- EXERCISE BRIEF: Rewrite each of the items below as a JSON list of strings, with one string for each line and blank lines omitted.

- DATA:
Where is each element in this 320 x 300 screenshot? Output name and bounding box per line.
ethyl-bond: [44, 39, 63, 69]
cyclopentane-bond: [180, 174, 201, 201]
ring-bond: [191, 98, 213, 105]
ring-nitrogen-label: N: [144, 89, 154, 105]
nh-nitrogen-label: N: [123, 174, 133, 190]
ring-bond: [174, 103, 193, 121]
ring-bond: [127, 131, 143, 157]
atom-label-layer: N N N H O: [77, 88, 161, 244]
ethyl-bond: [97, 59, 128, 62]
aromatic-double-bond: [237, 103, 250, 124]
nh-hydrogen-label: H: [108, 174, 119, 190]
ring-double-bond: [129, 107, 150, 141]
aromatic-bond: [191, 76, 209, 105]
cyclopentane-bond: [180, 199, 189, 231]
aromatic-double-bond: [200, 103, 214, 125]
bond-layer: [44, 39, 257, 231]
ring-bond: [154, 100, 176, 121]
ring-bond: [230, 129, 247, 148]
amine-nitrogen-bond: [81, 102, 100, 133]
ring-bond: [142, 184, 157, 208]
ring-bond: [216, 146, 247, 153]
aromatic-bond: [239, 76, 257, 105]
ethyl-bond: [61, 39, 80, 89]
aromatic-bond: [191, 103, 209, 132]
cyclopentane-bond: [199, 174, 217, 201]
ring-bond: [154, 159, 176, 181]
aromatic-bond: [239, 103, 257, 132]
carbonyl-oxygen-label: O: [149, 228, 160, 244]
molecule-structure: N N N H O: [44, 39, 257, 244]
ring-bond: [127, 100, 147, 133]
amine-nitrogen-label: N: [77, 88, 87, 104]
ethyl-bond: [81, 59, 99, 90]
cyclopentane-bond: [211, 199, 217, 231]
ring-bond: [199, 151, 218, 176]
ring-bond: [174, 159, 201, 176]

- RESULT:
[
  "Where is each element in this 320 x 300 screenshot? Output name and bounding box per line.",
  "ethyl-bond: [44, 39, 63, 69]",
  "cyclopentane-bond: [180, 174, 201, 201]",
  "ring-bond: [191, 98, 213, 105]",
  "ring-nitrogen-label: N: [144, 89, 154, 105]",
  "nh-nitrogen-label: N: [123, 174, 133, 190]",
  "ring-bond: [174, 103, 193, 121]",
  "ring-bond: [127, 131, 143, 157]",
  "atom-label-layer: N N N H O: [77, 88, 161, 244]",
  "ethyl-bond: [97, 59, 128, 62]",
  "aromatic-double-bond: [237, 103, 250, 124]",
  "nh-hydrogen-label: H: [108, 174, 119, 190]",
  "ring-double-bond: [129, 107, 150, 141]",
  "aromatic-bond: [191, 76, 209, 105]",
  "cyclopentane-bond: [180, 199, 189, 231]",
  "aromatic-double-bond: [200, 103, 214, 125]",
  "bond-layer: [44, 39, 257, 231]",
  "ring-bond: [154, 100, 176, 121]",
  "ring-bond: [230, 129, 247, 148]",
  "amine-nitrogen-bond: [81, 102, 100, 133]",
  "ring-bond: [142, 184, 157, 208]",
  "ring-bond: [216, 146, 247, 153]",
  "aromatic-bond: [239, 76, 257, 105]",
  "ethyl-bond: [61, 39, 80, 89]",
  "aromatic-bond: [191, 103, 209, 132]",
  "cyclopentane-bond: [199, 174, 217, 201]",
  "ring-bond: [154, 159, 176, 181]",
  "aromatic-bond: [239, 103, 257, 132]",
  "carbonyl-oxygen-label: O: [149, 228, 160, 244]",
  "molecule-structure: N N N H O: [44, 39, 257, 244]",
  "ring-bond: [127, 100, 147, 133]",
  "amine-nitrogen-label: N: [77, 88, 87, 104]",
  "ethyl-bond: [81, 59, 99, 90]",
  "cyclopentane-bond: [211, 199, 217, 231]",
  "ring-bond: [199, 151, 218, 176]",
  "ring-bond: [174, 159, 201, 176]"
]